DOCUMENT PASSAGE
>> begin

Backstage, it’s girls’ school

Ballet films love to overload the dance academy or ballet company with a girls’-school ambience, portraying pent-up passions in a cloistered world. Of course, this also affords plenty of opportunities for pervy peeking – a staple of horror-exploitation film. Especially Italian ones: witness 1960’s Vampire and the Ballerina (bloodsucker terrorises dance school), or Suspiria (1977), where passion and paranoia in a ballet academy erupt extravagantly into murder and witchcraft.

>> end

PROBLEM DESCRIPTION
Continue the passage above on ballet films and their girls'-school atmosphere from the point where it stops.

RECORD LIST
>> begin

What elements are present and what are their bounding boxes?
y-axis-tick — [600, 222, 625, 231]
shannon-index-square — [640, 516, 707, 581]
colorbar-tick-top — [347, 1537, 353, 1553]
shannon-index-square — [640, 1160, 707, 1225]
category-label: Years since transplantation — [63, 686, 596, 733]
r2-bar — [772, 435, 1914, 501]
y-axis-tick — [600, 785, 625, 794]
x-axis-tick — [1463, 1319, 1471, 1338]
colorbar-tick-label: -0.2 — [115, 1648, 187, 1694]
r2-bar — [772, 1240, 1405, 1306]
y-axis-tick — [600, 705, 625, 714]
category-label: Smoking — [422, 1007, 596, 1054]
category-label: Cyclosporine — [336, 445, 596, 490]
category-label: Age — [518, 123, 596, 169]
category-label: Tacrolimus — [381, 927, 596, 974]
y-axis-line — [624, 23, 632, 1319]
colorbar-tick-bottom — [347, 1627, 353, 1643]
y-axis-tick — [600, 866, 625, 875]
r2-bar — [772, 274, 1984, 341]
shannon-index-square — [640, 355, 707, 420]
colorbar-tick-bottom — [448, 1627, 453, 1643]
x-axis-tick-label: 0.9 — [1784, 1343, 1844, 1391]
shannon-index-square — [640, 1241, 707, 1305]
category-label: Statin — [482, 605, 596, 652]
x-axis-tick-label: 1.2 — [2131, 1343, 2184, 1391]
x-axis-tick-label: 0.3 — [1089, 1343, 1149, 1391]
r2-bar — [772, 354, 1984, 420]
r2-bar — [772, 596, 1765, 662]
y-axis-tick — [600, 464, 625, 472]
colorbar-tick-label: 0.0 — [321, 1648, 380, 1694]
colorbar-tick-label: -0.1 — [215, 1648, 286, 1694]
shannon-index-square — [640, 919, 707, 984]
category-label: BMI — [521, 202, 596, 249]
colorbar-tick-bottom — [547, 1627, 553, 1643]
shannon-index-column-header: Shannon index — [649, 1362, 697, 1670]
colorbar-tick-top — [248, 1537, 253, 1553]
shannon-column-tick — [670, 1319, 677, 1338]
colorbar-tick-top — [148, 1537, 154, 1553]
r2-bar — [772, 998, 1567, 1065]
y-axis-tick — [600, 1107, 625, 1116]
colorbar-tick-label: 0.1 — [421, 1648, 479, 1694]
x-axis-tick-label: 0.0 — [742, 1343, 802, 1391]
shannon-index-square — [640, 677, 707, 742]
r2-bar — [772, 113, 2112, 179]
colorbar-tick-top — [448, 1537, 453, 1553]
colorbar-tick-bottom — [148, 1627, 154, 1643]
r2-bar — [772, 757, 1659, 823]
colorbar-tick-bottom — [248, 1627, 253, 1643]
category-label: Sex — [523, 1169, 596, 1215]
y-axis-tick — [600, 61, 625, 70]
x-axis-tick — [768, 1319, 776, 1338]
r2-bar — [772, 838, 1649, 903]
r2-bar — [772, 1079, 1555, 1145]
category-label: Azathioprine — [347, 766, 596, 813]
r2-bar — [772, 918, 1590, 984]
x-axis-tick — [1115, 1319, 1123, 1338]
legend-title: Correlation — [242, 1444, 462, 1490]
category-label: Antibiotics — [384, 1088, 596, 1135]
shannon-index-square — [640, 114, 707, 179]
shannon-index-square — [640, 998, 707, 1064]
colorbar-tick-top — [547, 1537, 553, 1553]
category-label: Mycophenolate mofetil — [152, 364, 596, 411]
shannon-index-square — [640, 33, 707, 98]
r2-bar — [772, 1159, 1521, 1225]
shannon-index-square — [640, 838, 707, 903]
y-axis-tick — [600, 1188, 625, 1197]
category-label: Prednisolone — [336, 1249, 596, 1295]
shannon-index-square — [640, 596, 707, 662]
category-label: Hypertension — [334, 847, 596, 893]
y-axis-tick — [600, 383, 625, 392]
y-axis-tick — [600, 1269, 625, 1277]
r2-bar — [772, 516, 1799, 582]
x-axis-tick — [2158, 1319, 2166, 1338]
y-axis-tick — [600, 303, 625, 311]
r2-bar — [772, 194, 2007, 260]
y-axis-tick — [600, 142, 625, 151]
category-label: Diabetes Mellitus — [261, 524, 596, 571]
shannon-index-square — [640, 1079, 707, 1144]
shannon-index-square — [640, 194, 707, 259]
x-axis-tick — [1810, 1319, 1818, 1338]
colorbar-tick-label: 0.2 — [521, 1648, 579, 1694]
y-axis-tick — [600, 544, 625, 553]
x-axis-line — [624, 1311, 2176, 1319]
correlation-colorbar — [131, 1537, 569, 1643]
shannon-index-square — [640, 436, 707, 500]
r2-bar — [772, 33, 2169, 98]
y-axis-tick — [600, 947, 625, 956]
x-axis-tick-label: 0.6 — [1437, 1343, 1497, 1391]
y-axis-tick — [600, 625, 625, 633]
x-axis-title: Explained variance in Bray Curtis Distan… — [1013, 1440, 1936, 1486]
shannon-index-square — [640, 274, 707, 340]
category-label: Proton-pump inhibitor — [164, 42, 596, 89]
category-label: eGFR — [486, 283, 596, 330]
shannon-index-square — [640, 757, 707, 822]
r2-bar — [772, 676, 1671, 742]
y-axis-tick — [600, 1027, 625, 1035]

>> end

ANSWER
There are other recurring themes – psychosomatic disorders (Limelight, 1952), ageing as a kind of death (Grand Hotel, 1932) – but at the heart of these films there is one crucial maxim …

Life and ballet do not mix

And when talking of cinema, you could rephrase that as: realism and ballet do not mix. It’s useless to protest that feature films about ballet dancers are woeful misrepresentations when even the most documentary-style feature film ever produced – Robert Altman’s The Company (2003) – regularly tips into cliche and its writer, co-producer and star is Hollywood Scream queen Neve Campbell. Surrender now, because when it comes to narrative cinema featuring ballet dancers, genre wins over realism every time. Aronofsky’s Black Swan – which, incidentally, starts out as a not terribly good melodrama and ends up as a great horror movie – is just the latest in a long and well-established line.